[Stored items]
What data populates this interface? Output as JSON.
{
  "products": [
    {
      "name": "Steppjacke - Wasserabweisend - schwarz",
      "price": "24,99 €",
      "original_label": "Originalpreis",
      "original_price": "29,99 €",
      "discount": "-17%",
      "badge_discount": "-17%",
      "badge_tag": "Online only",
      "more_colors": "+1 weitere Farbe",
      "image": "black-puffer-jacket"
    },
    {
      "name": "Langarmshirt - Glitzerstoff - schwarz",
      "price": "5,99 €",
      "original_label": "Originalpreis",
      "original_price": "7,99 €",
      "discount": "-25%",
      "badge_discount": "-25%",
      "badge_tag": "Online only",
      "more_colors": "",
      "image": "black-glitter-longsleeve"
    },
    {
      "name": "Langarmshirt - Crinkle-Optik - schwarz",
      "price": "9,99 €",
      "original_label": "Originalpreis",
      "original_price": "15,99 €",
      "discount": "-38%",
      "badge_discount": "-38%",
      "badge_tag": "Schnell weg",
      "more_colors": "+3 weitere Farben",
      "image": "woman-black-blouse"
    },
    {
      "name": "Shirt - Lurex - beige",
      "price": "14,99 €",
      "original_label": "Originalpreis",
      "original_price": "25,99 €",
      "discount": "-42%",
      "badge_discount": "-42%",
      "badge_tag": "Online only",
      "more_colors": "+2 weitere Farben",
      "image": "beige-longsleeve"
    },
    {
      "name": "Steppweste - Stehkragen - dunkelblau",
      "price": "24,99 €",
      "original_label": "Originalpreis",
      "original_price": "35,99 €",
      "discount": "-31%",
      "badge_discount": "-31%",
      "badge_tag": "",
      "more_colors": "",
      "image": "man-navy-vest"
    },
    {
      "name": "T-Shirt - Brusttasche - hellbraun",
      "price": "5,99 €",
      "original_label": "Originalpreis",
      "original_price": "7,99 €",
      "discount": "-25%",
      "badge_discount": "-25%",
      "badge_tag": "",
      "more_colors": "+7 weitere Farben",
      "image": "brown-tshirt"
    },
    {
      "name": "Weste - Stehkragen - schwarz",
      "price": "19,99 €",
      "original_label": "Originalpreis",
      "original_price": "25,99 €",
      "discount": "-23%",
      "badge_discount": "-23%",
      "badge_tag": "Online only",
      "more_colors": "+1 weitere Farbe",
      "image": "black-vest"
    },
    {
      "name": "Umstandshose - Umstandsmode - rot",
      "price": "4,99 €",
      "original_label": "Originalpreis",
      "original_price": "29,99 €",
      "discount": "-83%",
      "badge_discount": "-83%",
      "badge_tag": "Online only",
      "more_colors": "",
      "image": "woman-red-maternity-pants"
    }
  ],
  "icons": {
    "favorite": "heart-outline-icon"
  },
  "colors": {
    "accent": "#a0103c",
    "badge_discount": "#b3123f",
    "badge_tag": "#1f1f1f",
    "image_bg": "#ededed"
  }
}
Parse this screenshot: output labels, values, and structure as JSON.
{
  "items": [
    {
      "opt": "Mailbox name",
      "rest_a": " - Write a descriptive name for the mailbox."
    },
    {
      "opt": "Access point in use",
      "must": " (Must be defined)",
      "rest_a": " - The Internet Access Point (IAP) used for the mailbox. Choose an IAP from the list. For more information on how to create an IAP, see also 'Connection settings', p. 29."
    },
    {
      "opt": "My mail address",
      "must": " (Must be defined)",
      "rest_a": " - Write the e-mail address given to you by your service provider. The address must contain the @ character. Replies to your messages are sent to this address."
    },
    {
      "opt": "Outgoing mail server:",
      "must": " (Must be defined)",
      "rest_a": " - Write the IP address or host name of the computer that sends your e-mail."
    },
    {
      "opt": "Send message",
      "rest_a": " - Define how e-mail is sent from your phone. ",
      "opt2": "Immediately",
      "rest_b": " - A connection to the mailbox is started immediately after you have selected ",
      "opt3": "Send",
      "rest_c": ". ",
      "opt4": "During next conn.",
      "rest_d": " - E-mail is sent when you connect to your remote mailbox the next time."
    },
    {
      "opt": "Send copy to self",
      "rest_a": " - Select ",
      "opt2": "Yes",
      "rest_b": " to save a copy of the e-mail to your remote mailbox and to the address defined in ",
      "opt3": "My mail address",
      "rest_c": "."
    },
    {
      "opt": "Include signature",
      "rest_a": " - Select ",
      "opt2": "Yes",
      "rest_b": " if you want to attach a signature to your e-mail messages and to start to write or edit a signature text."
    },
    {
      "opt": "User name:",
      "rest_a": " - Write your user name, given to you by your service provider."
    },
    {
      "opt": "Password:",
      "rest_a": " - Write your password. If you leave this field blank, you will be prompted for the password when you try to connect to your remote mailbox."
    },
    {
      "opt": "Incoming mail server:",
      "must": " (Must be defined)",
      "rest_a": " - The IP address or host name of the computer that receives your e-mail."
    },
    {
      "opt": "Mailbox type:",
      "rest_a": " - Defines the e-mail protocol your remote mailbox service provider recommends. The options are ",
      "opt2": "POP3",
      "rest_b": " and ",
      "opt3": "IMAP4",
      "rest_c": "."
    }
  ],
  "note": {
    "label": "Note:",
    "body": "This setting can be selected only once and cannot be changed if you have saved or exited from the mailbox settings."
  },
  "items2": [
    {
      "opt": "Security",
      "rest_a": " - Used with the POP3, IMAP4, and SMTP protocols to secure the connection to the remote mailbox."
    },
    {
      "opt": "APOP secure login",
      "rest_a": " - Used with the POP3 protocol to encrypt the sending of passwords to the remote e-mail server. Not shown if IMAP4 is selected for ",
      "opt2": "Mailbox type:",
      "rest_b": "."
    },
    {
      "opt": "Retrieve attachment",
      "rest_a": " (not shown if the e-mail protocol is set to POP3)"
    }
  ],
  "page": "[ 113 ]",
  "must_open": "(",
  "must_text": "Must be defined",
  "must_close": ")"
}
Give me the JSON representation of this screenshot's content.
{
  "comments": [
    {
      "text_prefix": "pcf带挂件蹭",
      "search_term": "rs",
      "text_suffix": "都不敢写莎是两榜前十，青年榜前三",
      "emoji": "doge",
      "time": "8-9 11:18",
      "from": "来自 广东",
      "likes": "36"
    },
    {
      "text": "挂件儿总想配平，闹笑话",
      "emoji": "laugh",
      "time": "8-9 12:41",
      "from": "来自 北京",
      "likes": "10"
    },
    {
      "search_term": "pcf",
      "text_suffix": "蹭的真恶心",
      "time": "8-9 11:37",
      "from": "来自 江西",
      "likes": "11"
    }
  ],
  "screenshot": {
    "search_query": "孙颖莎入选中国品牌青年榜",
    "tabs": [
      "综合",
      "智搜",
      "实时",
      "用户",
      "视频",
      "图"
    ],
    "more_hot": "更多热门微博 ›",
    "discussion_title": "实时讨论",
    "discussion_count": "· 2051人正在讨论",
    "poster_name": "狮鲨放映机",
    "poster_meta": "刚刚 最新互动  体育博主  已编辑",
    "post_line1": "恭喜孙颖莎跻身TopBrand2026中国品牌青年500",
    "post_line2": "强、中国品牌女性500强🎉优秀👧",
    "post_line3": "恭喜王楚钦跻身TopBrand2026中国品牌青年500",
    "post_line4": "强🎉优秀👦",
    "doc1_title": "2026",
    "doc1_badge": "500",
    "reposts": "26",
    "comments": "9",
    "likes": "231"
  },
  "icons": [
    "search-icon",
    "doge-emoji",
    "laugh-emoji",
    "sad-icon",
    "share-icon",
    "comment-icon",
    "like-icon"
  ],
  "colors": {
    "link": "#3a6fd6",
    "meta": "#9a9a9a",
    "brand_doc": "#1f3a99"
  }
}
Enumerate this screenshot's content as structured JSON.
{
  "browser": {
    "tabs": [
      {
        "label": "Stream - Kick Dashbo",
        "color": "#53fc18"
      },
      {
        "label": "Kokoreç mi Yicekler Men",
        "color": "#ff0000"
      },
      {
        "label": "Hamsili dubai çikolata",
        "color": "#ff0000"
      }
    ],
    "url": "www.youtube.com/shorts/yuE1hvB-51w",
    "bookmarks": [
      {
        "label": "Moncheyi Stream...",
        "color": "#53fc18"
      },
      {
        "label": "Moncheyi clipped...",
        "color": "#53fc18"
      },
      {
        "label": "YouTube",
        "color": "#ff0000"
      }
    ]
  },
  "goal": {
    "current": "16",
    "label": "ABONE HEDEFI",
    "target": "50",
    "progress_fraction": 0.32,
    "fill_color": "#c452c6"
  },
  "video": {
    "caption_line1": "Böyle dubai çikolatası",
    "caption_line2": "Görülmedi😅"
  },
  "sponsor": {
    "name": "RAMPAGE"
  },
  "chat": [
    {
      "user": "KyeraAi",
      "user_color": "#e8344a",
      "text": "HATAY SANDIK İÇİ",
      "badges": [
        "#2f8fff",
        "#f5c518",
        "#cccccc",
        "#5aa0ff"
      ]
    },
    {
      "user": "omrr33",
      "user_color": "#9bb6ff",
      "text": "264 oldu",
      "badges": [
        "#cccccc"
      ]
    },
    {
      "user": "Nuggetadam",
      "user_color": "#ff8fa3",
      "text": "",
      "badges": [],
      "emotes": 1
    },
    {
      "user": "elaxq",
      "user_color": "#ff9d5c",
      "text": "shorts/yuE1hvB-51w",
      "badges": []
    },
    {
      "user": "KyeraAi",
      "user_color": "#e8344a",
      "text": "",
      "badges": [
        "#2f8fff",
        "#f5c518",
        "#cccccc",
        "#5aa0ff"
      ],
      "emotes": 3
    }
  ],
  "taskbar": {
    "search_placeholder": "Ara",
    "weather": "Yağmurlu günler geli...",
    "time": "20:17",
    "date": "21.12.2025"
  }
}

▸ **Set problem**
Gather all the lines that include the word "shown" and copy them out.

▸ **Solution to the exercise**
      "rest_a": " - Used with the POP3 protocol to encrypt the sending of passwords to the remote e-mail server. Not shown if IMAP4 is selected for ",
      "rest_a": " (not shown if the e-mail protocol is set to POP3)"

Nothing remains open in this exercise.